» **DOCUMENT TEXT**:
Stem, a music tech startup focused on helping artists with distribution and payments, has raised $20 million in a new funding round.
Fintech-focused venture capital firm QED Investors led the funding and was joined by Block, the Jack Dorsey-led payments tech company formerly known as Square. Block notably paid nearly $300 million last year to acquire a majority stake in TIDAL, the music streaming service backed by rapper Jay-Z.
Existing investors Slow Ventures and Quality Control also pitched in on Stem’s new round, which takes the Los Angeles-based startup’s total funding to around $40 million.
Since launching in 2015, Stem has merged financial management tools with music distribution capabilities, working with independent record labels like Big Loud as well as major artists like Wiz Khalifa. Its dashboard includes tools for artists, managers and labels to oversee their revenues, split funds with collaborators and receive automated payments. While only Stem-distributed artists can currently access its financial tools, the new funds will go toward expanding the platform’s existing royalty accounting features to other music distributors.
Stem co-founder and CEO Milana Lewis told dot.LA that she launched the startup based on her experiences as a talent agent for industry heavyweight United Talent Agency—a role in which she saw firsthand how difficult it was for artists trying to aggregate multiple revenue streams. Stem was born out of Lewis’ desire to streamline the process.
“Getting into music has always been hard for anyone that works in music,” Lewis said. “There’s this notion of a starving artist for a reason: It’s because the business is really complex, and it’s gotten more complex.”

» **PROVIDED MATERIAL**:
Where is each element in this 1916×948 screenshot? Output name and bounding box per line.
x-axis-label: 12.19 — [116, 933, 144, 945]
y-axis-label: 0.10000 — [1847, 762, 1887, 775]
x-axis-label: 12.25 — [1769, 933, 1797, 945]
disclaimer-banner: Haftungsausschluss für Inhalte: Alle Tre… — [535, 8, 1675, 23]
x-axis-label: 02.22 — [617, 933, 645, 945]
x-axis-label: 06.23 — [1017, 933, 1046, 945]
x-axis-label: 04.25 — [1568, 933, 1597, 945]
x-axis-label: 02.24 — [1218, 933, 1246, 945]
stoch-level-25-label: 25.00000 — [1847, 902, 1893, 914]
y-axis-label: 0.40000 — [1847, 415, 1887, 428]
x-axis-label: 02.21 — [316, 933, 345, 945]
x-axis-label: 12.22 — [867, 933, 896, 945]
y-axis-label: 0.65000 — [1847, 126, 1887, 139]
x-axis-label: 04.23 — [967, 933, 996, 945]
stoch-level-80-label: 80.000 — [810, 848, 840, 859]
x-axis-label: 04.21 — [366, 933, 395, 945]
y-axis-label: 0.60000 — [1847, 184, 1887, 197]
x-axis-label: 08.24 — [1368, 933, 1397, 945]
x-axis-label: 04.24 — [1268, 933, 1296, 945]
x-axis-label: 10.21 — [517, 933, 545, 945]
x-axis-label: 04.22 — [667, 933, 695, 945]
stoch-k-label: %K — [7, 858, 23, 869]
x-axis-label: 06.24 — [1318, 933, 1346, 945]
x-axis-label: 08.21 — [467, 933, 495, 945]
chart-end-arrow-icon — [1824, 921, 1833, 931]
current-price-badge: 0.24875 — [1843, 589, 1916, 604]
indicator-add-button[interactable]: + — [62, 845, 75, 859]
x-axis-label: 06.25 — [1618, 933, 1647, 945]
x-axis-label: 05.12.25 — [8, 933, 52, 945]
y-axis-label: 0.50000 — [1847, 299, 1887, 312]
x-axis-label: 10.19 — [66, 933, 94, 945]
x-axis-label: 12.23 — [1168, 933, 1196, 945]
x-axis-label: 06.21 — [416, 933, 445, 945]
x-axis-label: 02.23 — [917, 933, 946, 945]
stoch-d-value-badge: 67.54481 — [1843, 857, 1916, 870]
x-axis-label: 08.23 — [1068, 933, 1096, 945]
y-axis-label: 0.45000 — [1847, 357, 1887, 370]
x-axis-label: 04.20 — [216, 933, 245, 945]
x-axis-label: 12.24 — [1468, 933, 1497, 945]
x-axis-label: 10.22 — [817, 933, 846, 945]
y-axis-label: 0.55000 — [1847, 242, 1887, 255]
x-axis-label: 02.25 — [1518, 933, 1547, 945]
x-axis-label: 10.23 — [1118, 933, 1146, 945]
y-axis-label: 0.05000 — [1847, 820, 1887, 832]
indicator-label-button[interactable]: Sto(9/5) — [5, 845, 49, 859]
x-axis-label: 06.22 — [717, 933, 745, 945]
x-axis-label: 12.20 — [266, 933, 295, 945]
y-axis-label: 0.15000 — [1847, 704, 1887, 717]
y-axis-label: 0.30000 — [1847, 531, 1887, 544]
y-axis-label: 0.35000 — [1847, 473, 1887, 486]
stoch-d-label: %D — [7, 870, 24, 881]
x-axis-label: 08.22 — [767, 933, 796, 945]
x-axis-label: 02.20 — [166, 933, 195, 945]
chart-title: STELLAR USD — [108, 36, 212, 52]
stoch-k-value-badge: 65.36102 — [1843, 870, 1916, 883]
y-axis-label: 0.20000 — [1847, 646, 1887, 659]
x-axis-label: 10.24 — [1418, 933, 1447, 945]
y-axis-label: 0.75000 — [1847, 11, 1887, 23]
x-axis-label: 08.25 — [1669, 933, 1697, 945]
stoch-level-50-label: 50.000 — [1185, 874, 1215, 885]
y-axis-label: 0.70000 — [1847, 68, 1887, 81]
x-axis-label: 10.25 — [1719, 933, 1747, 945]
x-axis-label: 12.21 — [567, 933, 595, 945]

» **ACTIVITY LIST**:
1 > List every investor that the article about Stem's funding says took part in the company's new round.
2 > Continue the article about Stem's funding, starting after Milana Lewis's quote on the music business growing more complex.

» **WRITTEN RESPONSES**:
1 > QED Investors, Block, Slow Ventures, Quality Control

2 >
With avenues for music monetization—from streaming platforms to home devices—constantly expanding, Stem aims to provide artists with a “financial backbone” allowing them to plan their projects and income, Lewis added.
“Our belief is: What if we build a system that can become the system of record for who gets paid what and how?” she said. “It makes it possible for other really interesting economic things to happen for artists.”
Stem is among a new generation of startups that are turning L.A. into a music tech hotbed—a trend that makes sense given the city's status as a global entertainment capital and home to major labels like Universal Music Group. Last week saw Trac, another startup distribution platform for music artists, raise $2.5 million in new funding, as dot.LA reported.
While streaming has helped the music business evolve its revenue model, that hasn't always been to the benefit of artists: Spotify recently revealed that most artists earned less than $10,000 through its platform in 2021. In turn, some independent musicians have protested against the streaming giant over its low royalty payments.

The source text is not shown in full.